[START Extracted material]
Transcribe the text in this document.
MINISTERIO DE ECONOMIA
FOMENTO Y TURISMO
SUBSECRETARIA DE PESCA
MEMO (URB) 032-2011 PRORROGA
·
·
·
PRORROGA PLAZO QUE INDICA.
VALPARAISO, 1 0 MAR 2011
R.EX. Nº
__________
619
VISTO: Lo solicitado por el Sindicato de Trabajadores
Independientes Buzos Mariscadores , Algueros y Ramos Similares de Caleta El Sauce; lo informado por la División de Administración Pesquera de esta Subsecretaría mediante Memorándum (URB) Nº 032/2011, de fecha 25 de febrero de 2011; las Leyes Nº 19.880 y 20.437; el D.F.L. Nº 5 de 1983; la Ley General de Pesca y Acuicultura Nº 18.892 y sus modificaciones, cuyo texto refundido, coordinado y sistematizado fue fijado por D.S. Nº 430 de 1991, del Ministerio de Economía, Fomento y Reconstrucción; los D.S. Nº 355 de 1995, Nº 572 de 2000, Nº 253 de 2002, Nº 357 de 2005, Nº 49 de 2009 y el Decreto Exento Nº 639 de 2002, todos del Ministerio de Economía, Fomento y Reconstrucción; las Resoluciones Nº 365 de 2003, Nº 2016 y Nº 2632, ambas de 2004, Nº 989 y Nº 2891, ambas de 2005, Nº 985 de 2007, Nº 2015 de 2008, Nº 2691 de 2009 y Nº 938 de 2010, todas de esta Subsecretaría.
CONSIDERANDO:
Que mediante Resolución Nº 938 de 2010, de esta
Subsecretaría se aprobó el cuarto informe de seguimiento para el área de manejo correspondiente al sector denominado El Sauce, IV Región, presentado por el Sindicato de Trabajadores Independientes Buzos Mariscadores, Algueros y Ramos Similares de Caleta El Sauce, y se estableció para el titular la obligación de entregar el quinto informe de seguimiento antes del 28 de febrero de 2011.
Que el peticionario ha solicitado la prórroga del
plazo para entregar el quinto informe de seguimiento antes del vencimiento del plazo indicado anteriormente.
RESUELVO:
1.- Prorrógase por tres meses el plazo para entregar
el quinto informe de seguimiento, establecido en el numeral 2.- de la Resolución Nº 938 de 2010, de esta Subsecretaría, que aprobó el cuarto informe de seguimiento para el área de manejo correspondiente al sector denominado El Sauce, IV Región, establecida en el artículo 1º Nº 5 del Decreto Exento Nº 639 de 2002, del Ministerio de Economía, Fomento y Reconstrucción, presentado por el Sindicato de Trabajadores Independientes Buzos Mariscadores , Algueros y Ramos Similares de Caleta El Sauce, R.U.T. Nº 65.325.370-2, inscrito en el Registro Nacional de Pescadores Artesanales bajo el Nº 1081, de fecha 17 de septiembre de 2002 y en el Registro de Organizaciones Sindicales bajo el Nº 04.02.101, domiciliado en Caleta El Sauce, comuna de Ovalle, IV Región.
[END Extracted material]
## The request
How many lines in the entries contain the string "PRORROGA"? Answer with the number only.

## Output of the exercise
2